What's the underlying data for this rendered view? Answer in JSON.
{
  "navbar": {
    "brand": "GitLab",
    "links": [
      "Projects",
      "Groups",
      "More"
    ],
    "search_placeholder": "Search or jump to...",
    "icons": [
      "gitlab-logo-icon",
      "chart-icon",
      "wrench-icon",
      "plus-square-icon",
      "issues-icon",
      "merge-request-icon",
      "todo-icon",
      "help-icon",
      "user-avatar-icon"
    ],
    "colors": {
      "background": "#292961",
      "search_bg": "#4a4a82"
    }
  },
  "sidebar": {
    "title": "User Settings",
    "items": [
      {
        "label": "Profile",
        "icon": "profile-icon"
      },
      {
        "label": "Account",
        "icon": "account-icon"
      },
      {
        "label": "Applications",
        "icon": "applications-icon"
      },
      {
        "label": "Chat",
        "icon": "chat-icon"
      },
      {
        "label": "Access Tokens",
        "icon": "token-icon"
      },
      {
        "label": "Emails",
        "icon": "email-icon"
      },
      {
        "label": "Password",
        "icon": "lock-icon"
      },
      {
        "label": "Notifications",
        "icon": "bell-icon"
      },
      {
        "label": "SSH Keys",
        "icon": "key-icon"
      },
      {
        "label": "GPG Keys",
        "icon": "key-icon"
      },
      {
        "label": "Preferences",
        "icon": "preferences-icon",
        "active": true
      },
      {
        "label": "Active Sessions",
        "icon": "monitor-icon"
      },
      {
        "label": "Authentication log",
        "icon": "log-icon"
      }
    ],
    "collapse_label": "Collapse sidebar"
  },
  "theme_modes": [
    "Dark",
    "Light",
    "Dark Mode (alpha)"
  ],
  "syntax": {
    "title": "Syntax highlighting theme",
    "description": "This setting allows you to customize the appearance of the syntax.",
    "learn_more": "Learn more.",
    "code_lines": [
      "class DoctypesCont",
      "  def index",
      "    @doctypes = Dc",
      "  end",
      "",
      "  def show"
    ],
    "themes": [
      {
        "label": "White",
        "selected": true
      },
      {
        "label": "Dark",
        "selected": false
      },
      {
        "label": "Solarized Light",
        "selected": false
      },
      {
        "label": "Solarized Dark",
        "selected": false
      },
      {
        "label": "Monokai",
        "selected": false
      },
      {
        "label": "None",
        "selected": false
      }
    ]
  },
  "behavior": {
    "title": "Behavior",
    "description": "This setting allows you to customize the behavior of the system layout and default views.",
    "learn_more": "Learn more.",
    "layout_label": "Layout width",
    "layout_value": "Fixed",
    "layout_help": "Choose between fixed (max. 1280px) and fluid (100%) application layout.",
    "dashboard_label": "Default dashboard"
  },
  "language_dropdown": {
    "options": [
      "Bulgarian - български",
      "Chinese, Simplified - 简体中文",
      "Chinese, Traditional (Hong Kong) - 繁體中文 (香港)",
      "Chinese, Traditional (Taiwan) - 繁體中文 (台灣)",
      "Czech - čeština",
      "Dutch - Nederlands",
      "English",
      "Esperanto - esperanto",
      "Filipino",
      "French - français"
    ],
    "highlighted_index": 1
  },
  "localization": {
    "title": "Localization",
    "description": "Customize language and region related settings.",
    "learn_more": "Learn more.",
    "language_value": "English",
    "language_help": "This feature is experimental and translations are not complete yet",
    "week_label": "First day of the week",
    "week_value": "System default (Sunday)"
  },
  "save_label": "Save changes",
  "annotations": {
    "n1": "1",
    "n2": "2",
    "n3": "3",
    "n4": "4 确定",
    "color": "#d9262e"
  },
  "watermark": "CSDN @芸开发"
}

********************

▶ **Work required**: Where a line above contains the word "sidebar", copy that line.

▶ **Solved problem**:
  "sidebar": {
    "collapse_label": "Collapse sidebar"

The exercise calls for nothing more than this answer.